**WHAT IS REQUIRED**:
Leaving the pictures aside, transcribe every line below exactly.
-- ENTRIES SUPPLIED start --
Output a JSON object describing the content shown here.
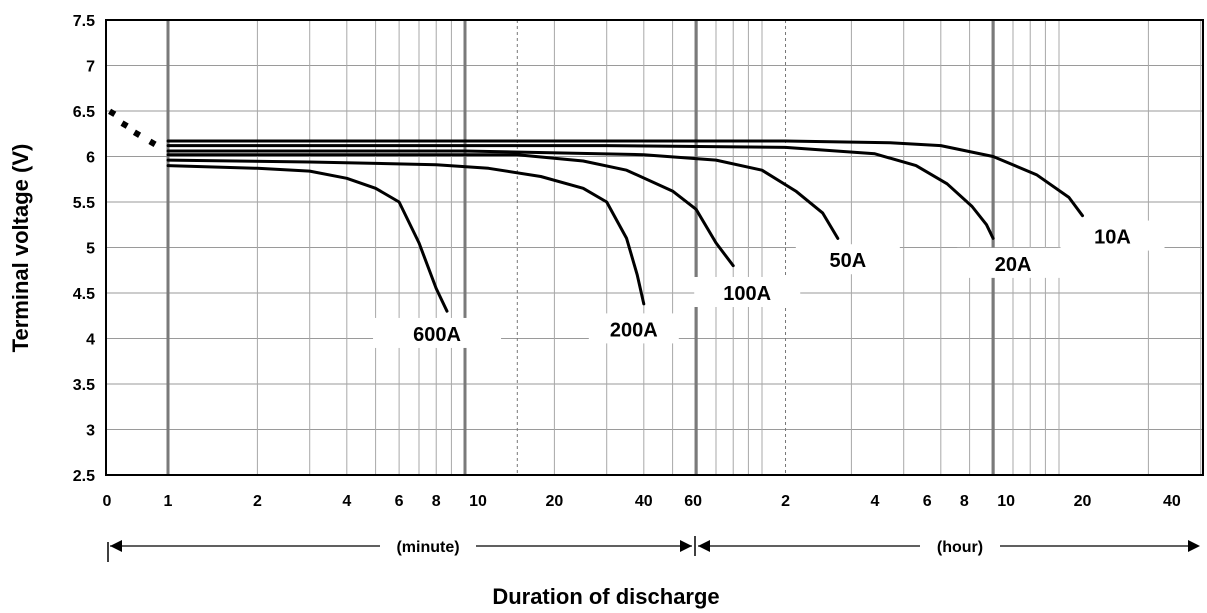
{
  "chart_data": {
    "type": "line",
    "ylabel": "Terminal voltage (V)",
    "xlabel": "Duration of discharge",
    "ylim": [
      2.5,
      7.5
    ],
    "y_ticks": [
      "2.5",
      "3",
      "3.5",
      "4",
      "4.5",
      "5",
      "5.5",
      "6",
      "6.5",
      "7",
      "7.5"
    ],
    "x_scale": "log",
    "x_ticks": [
      "0",
      "1",
      "2",
      "4",
      "6",
      "8",
      "10",
      "20",
      "40",
      "60",
      "2",
      "4",
      "6",
      "8",
      "10",
      "20",
      "40"
    ],
    "grid": true,
    "unit_ranges": [
      {
        "label": "(minute)",
        "from_minutes": 0,
        "to_minutes": 60
      },
      {
        "label": "(hour)",
        "from_minutes": 60,
        "to_minutes": 3600
      }
    ],
    "series": [
      {
        "name": "600A",
        "x_minutes": [
          1,
          2,
          3,
          4,
          5,
          6,
          7,
          8,
          8.7
        ],
        "y": [
          5.9,
          5.87,
          5.84,
          5.76,
          5.65,
          5.5,
          5.05,
          4.55,
          4.3
        ]
      },
      {
        "name": "200A",
        "x_minutes": [
          1,
          3,
          8,
          12,
          18,
          25,
          30,
          35,
          38,
          40
        ],
        "y": [
          5.96,
          5.94,
          5.91,
          5.87,
          5.78,
          5.65,
          5.5,
          5.1,
          4.7,
          4.38
        ]
      },
      {
        "name": "100A",
        "x_minutes": [
          1,
          5,
          15,
          25,
          35,
          50,
          60,
          70,
          80
        ],
        "y": [
          6.02,
          6.02,
          6.02,
          5.95,
          5.85,
          5.62,
          5.42,
          5.05,
          4.8
        ]
      },
      {
        "name": "50A",
        "x_minutes": [
          1,
          10,
          40,
          70,
          100,
          130,
          160,
          180
        ],
        "y": [
          6.06,
          6.06,
          6.02,
          5.96,
          5.85,
          5.62,
          5.38,
          5.1
        ]
      },
      {
        "name": "20A",
        "x_minutes": [
          1,
          30,
          120,
          240,
          330,
          420,
          510,
          570,
          600
        ],
        "y": [
          6.12,
          6.12,
          6.1,
          6.03,
          5.9,
          5.7,
          5.45,
          5.25,
          5.1
        ]
      },
      {
        "name": "10A",
        "x_minutes": [
          1,
          120,
          270,
          400,
          600,
          840,
          1080,
          1200
        ],
        "y": [
          6.17,
          6.17,
          6.15,
          6.12,
          6.0,
          5.8,
          5.55,
          5.35
        ]
      }
    ],
    "initial_dip_markers": [
      {
        "x_minutes": 0.1,
        "y": 6.48
      },
      {
        "x_minutes": 0.3,
        "y": 6.35
      },
      {
        "x_minutes": 0.5,
        "y": 6.25
      },
      {
        "x_minutes": 0.75,
        "y": 6.15
      }
    ]
  }
}
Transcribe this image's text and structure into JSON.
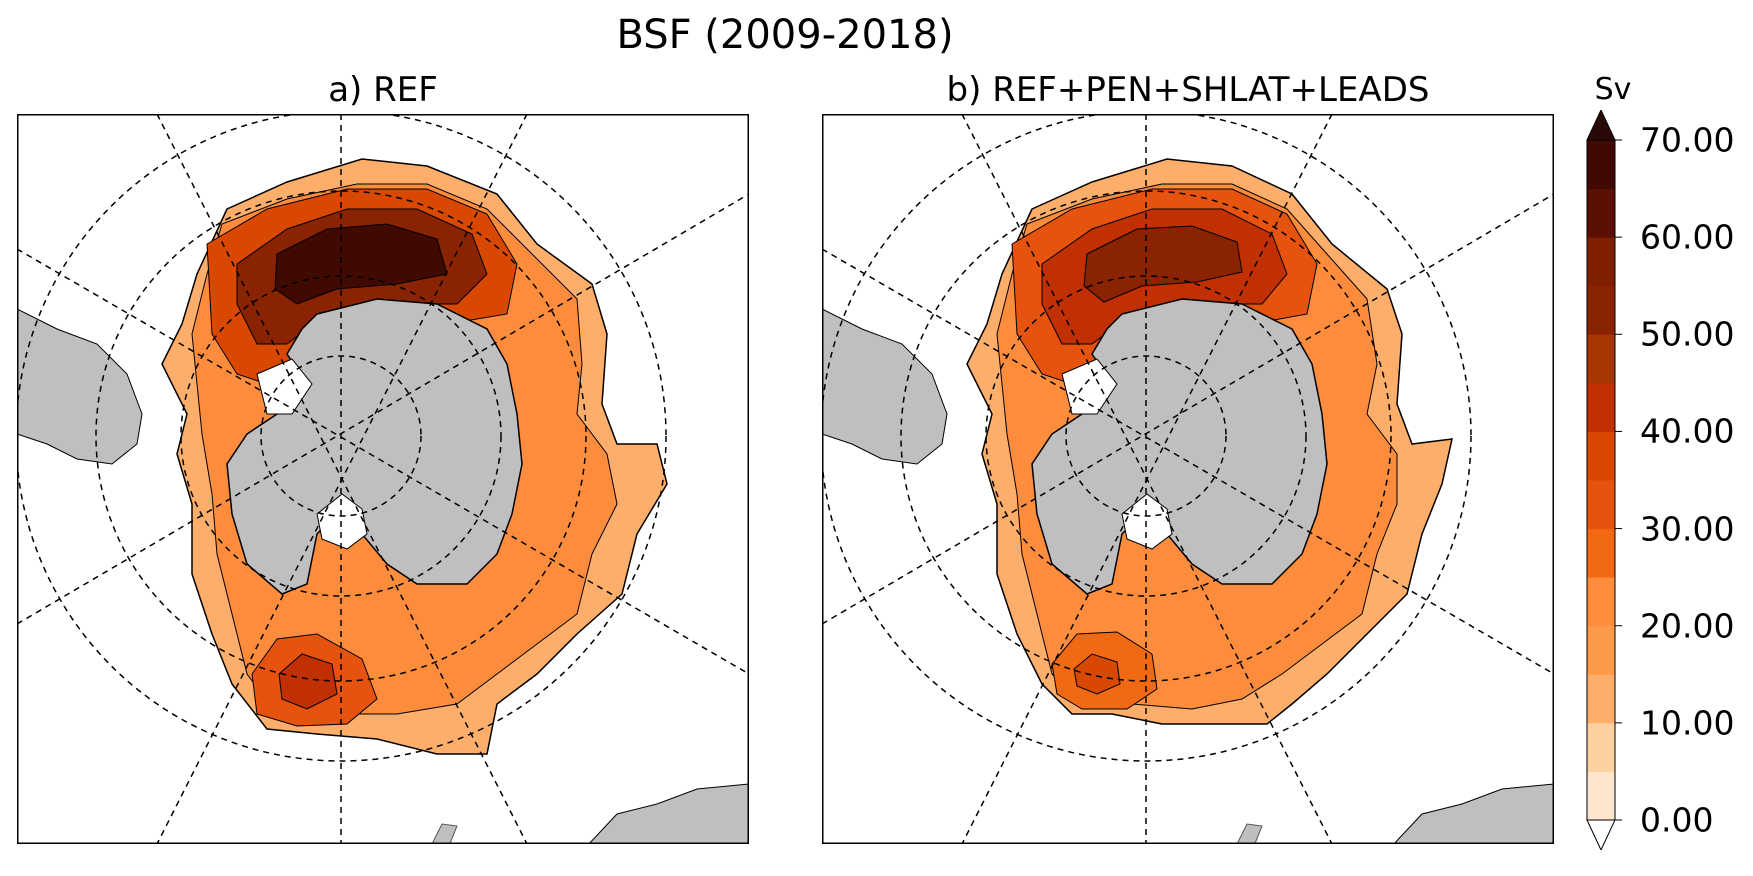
{
  "figure": {
    "title": "BSF (2009-2018)"
  },
  "panels": [
    {
      "id": "a",
      "title": "a) REF"
    },
    {
      "id": "b",
      "title": "b) REF+PEN+SHLAT+LEADS"
    }
  ],
  "colorbar": {
    "unit": "Sv",
    "ticks": [
      "0.00",
      "10.00",
      "20.00",
      "30.00",
      "40.00",
      "50.00",
      "60.00",
      "70.00"
    ],
    "tick_values": [
      0,
      10,
      20,
      30,
      40,
      50,
      60,
      70
    ],
    "range": [
      0,
      70
    ],
    "levels": 14,
    "extend": "both",
    "colors": [
      "#fee6ce",
      "#fdd0a2",
      "#fdae6b",
      "#fd9a47",
      "#fd8d3c",
      "#f16913",
      "#e5530e",
      "#d94801",
      "#c03002",
      "#a63603",
      "#8a2302",
      "#7f1f02",
      "#5a1103",
      "#400a03",
      "#2a0a06"
    ]
  },
  "map": {
    "projection": "south-polar-stereographic",
    "land_color": "#bfbfbf",
    "graticule_style": "dashed"
  }
}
-- ENTRIES SUPPLIED end --
**ANSWER FOR THIS EXERCISE**:
Output a JSON object describing the content shown here.
{
  "chart_data": {
    "type": "line",
    "ylabel": "Terminal voltage (V)",
    "xlabel": "Duration of discharge",
    "ylim": [
      2.5,
      7.5
    ],
    "y_ticks": [
      "2.5",
      "3",
      "3.5",
      "4",
      "4.5",
      "5",
      "5.5",
      "6",
      "6.5",
      "7",
      "7.5"
    ],
    "x_scale": "log",
    "x_ticks": [
      "0",
      "1",
      "2",
      "4",
      "6",
      "8",
      "10",
      "20",
      "40",
      "60",
      "2",
      "4",
      "6",
      "8",
      "10",
      "20",
      "40"
    ],
    "grid": true,
    "unit_ranges": [
      {
        "label": "(minute)",
        "from_minutes": 0,
        "to_minutes": 60
      },
      {
        "label": "(hour)",
        "from_minutes": 60,
        "to_minutes": 3600
      }
    ],
    "series": [
      {
        "name": "600A",
        "x_minutes": [
          1,
          2,
          3,
          4,
          5,
          6,
          7,
          8,
          8.7
        ],
        "y": [
          5.9,
          5.87,
          5.84,
          5.76,
          5.65,
          5.5,
          5.05,
          4.55,
          4.3
        ]
      },
      {
        "name": "200A",
        "x_minutes": [
          1,
          3,
          8,
          12,
          18,
          25,
          30,
          35,
          38,
          40
        ],
        "y": [
          5.96,
          5.94,
          5.91,
          5.87,
          5.78,
          5.65,
          5.5,
          5.1,
          4.7,
          4.38
        ]
      },
      {
        "name": "100A",
        "x_minutes": [
          1,
          5,
          15,
          25,
          35,
          50,
          60,
          70,
          80
        ],
        "y": [
          6.02,
          6.02,
          6.02,
          5.95,
          5.85,
          5.62,
          5.42,
          5.05,
          4.8
        ]
      },
      {
        "name": "50A",
        "x_minutes": [
          1,
          10,
          40,
          70,
          100,
          130,
          160,
          180
        ],
        "y": [
          6.06,
          6.06,
          6.02,
          5.96,
          5.85,
          5.62,
          5.38,
          5.1
        ]
      },
      {
        "name": "20A",
        "x_minutes": [
          1,
          30,
          120,
          240,
          330,
          420,
          510,
          570,
          600
        ],
        "y": [
          6.12,
          6.12,
          6.1,
          6.03,
          5.9,
          5.7,
          5.45,
          5.25,
          5.1
        ]
      },
      {
        "name": "10A",
        "x_minutes": [
          1,
          120,
          270,
          400,
          600,
          840,
          1080,
          1200
        ],
        "y": [
          6.17,
          6.17,
          6.15,
          6.12,
          6.0,
          5.8,
          5.55,
          5.35
        ]
      }
    ],
    "initial_dip_markers": [
      {
        "x_minutes": 0.1,
        "y": 6.48
      },
      {
        "x_minutes": 0.3,
        "y": 6.35
      },
      {
        "x_minutes": 0.5,
        "y": 6.25
      },
      {
        "x_minutes": 0.75,
        "y": 6.15
      }
    ]
  }
}
Transcribe this image's text and structure into JSON.
{
  "figure": {
    "title": "BSF (2009-2018)"
  },
  "panels": [
    {
      "id": "a",
      "title": "a) REF"
    },
    {
      "id": "b",
      "title": "b) REF+PEN+SHLAT+LEADS"
    }
  ],
  "colorbar": {
    "unit": "Sv",
    "ticks": [
      "0.00",
      "10.00",
      "20.00",
      "30.00",
      "40.00",
      "50.00",
      "60.00",
      "70.00"
    ],
    "tick_values": [
      0,
      10,
      20,
      30,
      40,
      50,
      60,
      70
    ],
    "range": [
      0,
      70
    ],
    "levels": 14,
    "extend": "both",
    "colors": [
      "#fee6ce",
      "#fdd0a2",
      "#fdae6b",
      "#fd9a47",
      "#fd8d3c",
      "#f16913",
      "#e5530e",
      "#d94801",
      "#c03002",
      "#a63603",
      "#8a2302",
      "#7f1f02",
      "#5a1103",
      "#400a03",
      "#2a0a06"
    ]
  },
  "map": {
    "projection": "south-polar-stereographic",
    "land_color": "#bfbfbf",
    "graticule_style": "dashed"
  }
}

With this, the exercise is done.